YOUR OBJECTIVE: Identify all lines in the listing that include the word "annotations", and copy them out.
═══
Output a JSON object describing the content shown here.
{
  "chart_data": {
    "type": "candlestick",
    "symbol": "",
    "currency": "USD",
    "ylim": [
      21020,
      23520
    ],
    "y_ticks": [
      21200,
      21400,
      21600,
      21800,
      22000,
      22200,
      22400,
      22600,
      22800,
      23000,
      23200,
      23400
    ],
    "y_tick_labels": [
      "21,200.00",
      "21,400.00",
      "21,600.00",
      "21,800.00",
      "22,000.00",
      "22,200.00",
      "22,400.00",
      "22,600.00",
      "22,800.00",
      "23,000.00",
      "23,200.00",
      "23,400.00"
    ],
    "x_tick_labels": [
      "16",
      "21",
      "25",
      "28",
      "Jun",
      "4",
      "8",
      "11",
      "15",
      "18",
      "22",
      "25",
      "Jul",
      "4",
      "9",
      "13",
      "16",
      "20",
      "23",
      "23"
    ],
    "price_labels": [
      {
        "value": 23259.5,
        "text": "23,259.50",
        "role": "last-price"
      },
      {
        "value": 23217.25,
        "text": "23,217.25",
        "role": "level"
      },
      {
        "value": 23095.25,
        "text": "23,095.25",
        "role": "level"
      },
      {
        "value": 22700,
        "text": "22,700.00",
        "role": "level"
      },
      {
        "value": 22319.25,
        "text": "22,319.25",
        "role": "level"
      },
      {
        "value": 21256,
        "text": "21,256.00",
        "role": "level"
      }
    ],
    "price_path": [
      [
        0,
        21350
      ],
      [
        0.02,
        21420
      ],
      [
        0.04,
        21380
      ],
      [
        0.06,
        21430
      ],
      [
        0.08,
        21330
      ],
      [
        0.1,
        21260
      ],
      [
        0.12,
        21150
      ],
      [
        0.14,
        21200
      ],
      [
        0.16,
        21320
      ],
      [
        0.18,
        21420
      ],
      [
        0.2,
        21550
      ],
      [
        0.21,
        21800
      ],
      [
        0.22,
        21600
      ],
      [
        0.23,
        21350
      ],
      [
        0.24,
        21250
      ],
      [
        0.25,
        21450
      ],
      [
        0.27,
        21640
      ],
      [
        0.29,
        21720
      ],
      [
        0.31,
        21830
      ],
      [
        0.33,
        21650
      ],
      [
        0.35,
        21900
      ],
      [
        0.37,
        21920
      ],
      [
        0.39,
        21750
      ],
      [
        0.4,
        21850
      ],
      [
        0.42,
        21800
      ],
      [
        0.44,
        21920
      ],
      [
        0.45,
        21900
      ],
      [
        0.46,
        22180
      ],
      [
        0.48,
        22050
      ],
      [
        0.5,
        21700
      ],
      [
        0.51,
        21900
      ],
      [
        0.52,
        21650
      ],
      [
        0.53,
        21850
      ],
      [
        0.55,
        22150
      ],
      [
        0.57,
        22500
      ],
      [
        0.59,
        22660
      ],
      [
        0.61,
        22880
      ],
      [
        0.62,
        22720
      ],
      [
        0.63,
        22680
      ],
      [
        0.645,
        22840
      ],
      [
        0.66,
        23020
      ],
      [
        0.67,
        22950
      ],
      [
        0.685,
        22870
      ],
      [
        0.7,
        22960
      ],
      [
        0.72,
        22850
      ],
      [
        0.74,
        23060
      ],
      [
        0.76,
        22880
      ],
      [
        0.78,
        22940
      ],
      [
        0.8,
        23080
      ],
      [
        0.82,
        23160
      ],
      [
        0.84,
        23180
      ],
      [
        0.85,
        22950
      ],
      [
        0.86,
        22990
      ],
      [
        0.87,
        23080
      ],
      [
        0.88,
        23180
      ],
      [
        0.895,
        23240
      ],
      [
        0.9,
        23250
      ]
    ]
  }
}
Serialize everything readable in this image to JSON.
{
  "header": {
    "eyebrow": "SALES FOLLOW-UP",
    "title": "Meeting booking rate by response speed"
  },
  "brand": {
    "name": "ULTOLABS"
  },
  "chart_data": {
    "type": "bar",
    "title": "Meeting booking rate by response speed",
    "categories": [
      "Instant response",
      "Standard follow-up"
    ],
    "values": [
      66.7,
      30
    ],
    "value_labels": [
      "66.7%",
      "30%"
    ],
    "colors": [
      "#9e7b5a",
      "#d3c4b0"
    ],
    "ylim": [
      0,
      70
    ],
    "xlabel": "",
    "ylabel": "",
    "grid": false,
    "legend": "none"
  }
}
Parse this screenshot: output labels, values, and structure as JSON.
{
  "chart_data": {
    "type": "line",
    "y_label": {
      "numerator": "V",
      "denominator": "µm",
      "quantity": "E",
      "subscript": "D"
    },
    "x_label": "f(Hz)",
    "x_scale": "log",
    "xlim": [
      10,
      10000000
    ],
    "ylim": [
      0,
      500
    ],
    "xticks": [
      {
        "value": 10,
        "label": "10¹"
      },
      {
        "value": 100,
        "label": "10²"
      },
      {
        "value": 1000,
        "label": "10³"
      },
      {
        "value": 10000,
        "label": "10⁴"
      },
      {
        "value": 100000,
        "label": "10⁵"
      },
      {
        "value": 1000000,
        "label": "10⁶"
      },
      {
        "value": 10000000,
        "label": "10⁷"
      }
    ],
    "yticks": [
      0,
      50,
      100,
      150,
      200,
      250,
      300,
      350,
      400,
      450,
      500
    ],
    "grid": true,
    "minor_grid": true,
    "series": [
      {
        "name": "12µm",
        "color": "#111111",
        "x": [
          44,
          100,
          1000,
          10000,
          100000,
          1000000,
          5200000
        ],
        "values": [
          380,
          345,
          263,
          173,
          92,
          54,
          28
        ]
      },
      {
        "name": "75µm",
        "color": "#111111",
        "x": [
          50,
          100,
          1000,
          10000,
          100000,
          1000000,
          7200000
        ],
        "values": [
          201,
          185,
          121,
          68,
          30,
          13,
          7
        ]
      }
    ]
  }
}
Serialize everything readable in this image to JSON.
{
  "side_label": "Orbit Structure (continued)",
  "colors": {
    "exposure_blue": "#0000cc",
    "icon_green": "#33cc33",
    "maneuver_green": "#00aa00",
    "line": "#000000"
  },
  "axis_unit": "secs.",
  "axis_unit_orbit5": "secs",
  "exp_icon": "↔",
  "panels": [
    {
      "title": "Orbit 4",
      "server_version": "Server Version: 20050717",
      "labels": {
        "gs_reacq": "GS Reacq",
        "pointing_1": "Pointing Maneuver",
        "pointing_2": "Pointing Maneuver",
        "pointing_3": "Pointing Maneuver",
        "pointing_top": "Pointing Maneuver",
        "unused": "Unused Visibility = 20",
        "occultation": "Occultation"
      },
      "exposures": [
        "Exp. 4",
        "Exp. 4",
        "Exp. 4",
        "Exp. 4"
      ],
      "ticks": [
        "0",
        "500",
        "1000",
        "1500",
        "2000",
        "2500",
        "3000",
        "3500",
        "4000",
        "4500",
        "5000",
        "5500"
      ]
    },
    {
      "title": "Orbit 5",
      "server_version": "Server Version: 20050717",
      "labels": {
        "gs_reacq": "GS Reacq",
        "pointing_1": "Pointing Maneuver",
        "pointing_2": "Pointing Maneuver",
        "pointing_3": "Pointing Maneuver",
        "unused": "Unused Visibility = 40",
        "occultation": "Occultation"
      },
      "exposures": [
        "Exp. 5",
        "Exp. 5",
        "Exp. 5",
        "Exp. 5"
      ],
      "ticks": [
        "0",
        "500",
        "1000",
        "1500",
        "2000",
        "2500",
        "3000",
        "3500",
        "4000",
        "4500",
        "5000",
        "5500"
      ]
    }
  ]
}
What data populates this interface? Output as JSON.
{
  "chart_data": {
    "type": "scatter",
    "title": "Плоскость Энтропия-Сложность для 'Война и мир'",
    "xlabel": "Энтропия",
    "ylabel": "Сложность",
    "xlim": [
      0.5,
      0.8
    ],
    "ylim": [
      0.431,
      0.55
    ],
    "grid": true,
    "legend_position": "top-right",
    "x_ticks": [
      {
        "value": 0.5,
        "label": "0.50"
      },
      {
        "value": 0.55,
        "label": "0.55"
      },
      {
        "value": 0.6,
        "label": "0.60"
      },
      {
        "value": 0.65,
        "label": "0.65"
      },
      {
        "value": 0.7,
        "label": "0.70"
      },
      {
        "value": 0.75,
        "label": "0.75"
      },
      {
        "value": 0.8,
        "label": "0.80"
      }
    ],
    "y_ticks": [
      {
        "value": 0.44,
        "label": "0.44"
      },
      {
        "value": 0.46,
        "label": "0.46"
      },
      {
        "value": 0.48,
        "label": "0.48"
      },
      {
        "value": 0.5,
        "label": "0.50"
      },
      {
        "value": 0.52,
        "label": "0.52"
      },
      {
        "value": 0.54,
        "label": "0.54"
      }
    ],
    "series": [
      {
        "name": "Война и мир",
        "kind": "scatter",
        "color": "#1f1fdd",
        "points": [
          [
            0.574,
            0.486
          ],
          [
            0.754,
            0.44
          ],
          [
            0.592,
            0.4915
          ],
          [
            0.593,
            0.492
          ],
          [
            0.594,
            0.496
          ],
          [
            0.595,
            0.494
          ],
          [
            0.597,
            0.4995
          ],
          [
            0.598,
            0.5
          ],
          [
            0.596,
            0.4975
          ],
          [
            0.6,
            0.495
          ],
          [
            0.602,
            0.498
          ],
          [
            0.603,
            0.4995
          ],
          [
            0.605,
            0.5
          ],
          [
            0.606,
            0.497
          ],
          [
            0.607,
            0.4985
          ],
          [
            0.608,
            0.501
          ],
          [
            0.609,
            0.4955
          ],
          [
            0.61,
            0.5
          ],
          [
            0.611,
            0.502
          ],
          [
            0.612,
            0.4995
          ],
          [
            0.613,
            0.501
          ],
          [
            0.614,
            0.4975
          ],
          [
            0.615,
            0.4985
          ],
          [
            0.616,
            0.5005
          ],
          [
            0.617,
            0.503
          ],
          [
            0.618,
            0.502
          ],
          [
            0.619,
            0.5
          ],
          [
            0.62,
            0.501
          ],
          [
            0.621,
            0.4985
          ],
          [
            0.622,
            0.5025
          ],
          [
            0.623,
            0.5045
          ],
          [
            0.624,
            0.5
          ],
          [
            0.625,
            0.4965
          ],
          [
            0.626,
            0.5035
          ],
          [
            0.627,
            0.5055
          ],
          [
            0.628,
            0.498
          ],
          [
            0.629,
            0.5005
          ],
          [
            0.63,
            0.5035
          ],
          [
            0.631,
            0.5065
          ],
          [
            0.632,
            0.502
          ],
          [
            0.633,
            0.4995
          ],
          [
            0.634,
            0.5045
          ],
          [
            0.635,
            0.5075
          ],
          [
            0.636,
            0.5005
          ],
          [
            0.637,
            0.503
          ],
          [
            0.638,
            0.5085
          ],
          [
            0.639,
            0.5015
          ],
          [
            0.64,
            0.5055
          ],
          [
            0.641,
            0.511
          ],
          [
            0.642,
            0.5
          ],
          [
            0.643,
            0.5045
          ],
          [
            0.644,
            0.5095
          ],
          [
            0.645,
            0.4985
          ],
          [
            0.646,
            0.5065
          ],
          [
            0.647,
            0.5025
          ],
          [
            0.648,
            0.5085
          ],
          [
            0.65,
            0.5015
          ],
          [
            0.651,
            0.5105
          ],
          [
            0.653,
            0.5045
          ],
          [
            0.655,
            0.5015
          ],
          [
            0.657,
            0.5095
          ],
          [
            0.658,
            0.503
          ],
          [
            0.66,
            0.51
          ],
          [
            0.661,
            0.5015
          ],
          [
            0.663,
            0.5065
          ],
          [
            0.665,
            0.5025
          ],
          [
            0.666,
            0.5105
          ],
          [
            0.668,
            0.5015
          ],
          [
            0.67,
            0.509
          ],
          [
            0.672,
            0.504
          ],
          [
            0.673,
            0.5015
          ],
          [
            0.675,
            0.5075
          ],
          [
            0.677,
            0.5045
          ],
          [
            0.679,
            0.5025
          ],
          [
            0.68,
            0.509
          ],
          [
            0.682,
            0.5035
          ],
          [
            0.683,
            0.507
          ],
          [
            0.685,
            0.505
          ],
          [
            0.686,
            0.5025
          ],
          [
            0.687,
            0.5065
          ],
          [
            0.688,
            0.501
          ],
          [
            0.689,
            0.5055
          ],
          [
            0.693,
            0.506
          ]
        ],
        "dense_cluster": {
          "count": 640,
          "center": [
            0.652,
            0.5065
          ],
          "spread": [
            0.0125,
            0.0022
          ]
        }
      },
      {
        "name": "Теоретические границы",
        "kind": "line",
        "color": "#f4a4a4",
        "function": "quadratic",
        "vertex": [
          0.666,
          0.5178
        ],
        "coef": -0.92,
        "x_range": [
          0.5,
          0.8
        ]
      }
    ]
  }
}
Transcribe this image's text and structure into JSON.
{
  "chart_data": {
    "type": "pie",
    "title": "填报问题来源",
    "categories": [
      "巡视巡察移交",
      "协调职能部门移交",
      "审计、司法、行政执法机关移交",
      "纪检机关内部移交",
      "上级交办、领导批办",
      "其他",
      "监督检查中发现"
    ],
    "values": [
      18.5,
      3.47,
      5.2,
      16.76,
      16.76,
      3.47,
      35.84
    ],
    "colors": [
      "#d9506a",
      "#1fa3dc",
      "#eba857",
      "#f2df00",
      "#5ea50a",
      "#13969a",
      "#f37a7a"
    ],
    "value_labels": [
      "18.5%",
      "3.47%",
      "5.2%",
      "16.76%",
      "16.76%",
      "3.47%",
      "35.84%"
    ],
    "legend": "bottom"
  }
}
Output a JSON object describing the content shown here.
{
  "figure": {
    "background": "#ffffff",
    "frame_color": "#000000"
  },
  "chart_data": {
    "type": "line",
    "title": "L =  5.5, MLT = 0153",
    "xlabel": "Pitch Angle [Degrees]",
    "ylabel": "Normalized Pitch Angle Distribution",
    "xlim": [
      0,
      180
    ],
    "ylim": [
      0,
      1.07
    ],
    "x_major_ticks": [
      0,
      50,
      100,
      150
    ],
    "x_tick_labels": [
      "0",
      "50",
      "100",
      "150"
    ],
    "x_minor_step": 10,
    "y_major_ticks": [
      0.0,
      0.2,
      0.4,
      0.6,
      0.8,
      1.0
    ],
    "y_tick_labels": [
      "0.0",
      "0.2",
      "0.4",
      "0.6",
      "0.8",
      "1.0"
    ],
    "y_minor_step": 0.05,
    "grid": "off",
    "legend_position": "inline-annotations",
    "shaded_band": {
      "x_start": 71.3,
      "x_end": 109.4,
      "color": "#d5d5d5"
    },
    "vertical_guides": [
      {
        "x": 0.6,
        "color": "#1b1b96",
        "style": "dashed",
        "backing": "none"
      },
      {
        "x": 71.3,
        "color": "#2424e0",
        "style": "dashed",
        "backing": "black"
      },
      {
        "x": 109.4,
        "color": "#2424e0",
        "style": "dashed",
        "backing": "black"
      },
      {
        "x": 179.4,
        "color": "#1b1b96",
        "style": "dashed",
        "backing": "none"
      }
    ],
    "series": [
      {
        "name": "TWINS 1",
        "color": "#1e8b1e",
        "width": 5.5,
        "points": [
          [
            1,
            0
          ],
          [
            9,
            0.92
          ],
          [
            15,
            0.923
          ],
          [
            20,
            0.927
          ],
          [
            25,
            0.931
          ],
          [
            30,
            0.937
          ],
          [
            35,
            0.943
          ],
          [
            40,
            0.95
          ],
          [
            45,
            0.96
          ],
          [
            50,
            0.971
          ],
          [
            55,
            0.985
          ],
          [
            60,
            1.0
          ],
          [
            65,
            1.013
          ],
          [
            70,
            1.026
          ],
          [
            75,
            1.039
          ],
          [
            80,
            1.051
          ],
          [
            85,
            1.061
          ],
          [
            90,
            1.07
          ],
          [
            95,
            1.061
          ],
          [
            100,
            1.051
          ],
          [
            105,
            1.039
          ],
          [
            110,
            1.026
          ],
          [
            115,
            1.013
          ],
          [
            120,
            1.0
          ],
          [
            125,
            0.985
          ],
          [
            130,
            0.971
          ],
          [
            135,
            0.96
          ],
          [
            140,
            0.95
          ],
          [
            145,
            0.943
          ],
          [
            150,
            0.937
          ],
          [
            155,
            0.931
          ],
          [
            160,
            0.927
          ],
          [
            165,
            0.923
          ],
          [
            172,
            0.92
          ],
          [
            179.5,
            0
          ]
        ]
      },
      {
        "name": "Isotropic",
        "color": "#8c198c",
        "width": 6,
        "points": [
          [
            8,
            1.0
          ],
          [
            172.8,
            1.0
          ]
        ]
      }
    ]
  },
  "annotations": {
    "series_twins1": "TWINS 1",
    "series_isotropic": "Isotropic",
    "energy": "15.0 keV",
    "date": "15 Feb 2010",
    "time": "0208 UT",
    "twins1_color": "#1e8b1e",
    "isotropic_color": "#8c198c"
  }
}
═══
RESPONSE BELOW:
    "legend_position": "inline-annotations",
  "annotations": {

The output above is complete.